Retype all of the data. Every line must match exactly.

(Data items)
=-=-=-=-=

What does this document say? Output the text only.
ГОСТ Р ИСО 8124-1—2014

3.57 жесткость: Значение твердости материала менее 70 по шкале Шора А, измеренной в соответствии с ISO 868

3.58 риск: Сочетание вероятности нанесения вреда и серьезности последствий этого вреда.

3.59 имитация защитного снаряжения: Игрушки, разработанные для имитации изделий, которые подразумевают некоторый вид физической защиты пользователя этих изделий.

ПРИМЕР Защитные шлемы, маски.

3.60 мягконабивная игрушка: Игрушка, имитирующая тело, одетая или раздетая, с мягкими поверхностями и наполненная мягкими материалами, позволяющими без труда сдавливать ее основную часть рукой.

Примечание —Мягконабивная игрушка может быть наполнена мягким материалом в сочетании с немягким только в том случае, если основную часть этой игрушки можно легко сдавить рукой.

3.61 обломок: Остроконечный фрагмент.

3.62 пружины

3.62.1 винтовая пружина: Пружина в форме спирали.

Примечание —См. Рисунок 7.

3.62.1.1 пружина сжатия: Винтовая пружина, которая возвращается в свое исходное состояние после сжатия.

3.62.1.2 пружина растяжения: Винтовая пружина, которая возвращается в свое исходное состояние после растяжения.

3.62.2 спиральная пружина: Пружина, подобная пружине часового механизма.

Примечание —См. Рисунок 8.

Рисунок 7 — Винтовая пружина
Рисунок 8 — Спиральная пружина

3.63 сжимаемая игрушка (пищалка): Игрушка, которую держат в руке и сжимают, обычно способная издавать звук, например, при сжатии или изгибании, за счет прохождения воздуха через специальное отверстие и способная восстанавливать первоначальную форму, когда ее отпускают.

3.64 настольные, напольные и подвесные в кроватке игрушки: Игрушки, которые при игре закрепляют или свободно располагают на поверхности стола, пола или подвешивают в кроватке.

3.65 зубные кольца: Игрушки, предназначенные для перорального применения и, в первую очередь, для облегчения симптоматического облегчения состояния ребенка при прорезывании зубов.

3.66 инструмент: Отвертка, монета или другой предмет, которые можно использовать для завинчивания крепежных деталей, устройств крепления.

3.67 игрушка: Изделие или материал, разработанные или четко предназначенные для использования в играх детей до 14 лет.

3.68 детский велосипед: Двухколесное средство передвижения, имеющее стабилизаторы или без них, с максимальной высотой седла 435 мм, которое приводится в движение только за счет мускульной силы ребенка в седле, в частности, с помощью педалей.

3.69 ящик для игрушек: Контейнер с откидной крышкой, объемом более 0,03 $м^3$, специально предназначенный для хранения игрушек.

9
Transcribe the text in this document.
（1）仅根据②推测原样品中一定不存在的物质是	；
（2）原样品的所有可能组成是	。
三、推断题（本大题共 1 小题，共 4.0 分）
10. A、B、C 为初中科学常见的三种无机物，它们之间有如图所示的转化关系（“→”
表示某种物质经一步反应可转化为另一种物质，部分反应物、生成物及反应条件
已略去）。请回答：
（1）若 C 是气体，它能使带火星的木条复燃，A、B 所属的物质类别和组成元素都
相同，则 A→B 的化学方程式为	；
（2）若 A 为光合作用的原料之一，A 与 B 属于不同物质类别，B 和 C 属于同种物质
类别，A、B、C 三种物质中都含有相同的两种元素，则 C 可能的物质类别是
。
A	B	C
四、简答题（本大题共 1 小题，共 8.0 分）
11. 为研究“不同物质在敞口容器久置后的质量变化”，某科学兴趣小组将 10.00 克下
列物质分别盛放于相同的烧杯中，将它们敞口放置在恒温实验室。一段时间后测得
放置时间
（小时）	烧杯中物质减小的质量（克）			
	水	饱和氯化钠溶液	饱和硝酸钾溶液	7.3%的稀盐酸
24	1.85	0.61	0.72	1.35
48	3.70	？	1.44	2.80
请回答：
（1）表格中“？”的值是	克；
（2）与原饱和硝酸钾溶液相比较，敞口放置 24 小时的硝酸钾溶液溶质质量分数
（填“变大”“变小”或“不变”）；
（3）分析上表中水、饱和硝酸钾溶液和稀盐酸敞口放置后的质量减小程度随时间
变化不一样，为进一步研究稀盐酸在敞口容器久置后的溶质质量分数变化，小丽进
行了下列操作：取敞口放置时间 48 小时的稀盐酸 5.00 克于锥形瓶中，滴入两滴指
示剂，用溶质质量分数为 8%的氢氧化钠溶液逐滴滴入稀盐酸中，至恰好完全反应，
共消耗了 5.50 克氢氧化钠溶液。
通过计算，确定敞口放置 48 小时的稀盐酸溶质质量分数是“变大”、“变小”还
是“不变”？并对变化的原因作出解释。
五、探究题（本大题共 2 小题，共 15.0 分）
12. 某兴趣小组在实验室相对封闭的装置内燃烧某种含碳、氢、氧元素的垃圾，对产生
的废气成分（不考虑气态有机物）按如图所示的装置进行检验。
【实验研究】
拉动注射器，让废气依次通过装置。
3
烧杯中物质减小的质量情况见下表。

=-=-=-=-=

■ **Exercise output**:
What does this document say? Output the text only.
ГОСТ Р ИСО 8124-1—2014

3.57 жесткость: Значение твердости материала менее 70 по шкале Шора А, измеренной в соответствии с ISO 868

3.58 риск: Сочетание вероятности нанесения вреда и серьезности последствий этого вреда.

3.59 имитация защитного снаряжения: Игрушки, разработанные для имитации изделий, которые подразумевают некоторый вид физической защиты пользователя этих изделий.

ПРИМЕР Защитные шлемы, маски.

3.60 мягконабивная игрушка: Игрушка, имитирующая тело, одетая или раздетая, с мягкими поверхностями и наполненная мягкими материалами, позволяющими без труда сдавливать ее основную часть рукой.

Примечание —Мягконабивная игрушка может быть наполнена мягким материалом в сочетании с немягким только в том случае, если основную часть этой игрушки можно легко сдавить рукой.

3.61 обломок: Остроконечный фрагмент.

3.62 пружины

3.62.1 винтовая пружина: Пружина в форме спирали.

Примечание —См. Рисунок 7.

3.62.1.1 пружина сжатия: Винтовая пружина, которая возвращается в свое исходное состояние после сжатия.

3.62.1.2 пружина растяжения: Винтовая пружина, которая возвращается в свое исходное состояние после растяжения.

3.62.2 спиральная пружина: Пружина, подобная пружине часового механизма.

Примечание —См. Рисунок 8.

Рисунок 7 — Винтовая пружина
Рисунок 8 — Спиральная пружина

3.63 сжимаемая игрушка (пищалка): Игрушка, которую держат в руке и сжимают, обычно способная издавать звук, например, при сжатии или изгибании, за счет прохождения воздуха через специальное отверстие и способная восстанавливать первоначальную форму, когда ее отпускают.

3.64 настольные, напольные и подвесные в кроватке игрушки: Игрушки, которые при игре закрепляют или свободно располагают на поверхности стола, пола или подвешивают в кроватке.

3.65 зубные кольца: Игрушки, предназначенные для перорального применения и, в первую очередь, для облегчения симптоматического облегчения состояния ребенка при прорезывании зубов.

3.66 инструмент: Отвертка, монета или другой предмет, которые можно использовать для завинчивания крепежных деталей, устройств крепления.

3.67 игрушка: Изделие или материал, разработанные или четко предназначенные для использования в играх детей до 14 лет.

3.68 детский велосипед: Двухколесное средство передвижения, имеющее стабилизаторы или без них, с максимальной высотой седла 435 мм, которое приводится в движение только за счет мускульной силы ребенка в седле, в частности, с помощью педалей.

3.69 ящик для игрушек: Контейнер с откидной крышкой, объемом более 0,03 $м^3$, специально предназначенный для хранения игрушек.

9
Transcribe the text in this document.
（1）仅根据②推测原样品中一定不存在的物质是	；
（2）原样品的所有可能组成是	。
三、推断题（本大题共 1 小题，共 4.0 分）
10. A、B、C 为初中科学常见的三种无机物，它们之间有如图所示的转化关系（“→”
表示某种物质经一步反应可转化为另一种物质，部分反应物、生成物及反应条件
已略去）。请回答：
（1）若 C 是气体，它能使带火星的木条复燃，A、B 所属的物质类别和组成元素都
相同，则 A→B 的化学方程式为	；
（2）若 A 为光合作用的原料之一，A 与 B 属于不同物质类别，B 和 C 属于同种物质
类别，A、B、C 三种物质中都含有相同的两种元素，则 C 可能的物质类别是
。
A	B	C
四、简答题（本大题共 1 小题，共 8.0 分）
11. 为研究“不同物质在敞口容器久置后的质量变化”，某科学兴趣小组将 10.00 克下
列物质分别盛放于相同的烧杯中，将它们敞口放置在恒温实验室。一段时间后测得
放置时间
（小时）	烧杯中物质减小的质量（克）			
	水	饱和氯化钠溶液	饱和硝酸钾溶液	7.3%的稀盐酸
24	1.85	0.61	0.72	1.35
48	3.70	？	1.44	2.80
请回答：
（1）表格中“？”的值是	克；
（2）与原饱和硝酸钾溶液相比较，敞口放置 24 小时的硝酸钾溶液溶质质量分数
（填“变大”“变小”或“不变”）；
（3）分析上表中水、饱和硝酸钾溶液和稀盐酸敞口放置后的质量减小程度随时间
变化不一样，为进一步研究稀盐酸在敞口容器久置后的溶质质量分数变化，小丽进
行了下列操作：取敞口放置时间 48 小时的稀盐酸 5.00 克于锥形瓶中，滴入两滴指
示剂，用溶质质量分数为 8%的氢氧化钠溶液逐滴滴入稀盐酸中，至恰好完全反应，
共消耗了 5.50 克氢氧化钠溶液。
通过计算，确定敞口放置 48 小时的稀盐酸溶质质量分数是“变大”、“变小”还
是“不变”？并对变化的原因作出解释。
五、探究题（本大题共 2 小题，共 15.0 分）
12. 某兴趣小组在实验室相对封闭的装置内燃烧某种含碳、氢、氧元素的垃圾，对产生
的废气成分（不考虑气态有机物）按如图所示的装置进行检验。
【实验研究】
拉动注射器，让废气依次通过装置。
3
烧杯中物质减小的质量情况见下表。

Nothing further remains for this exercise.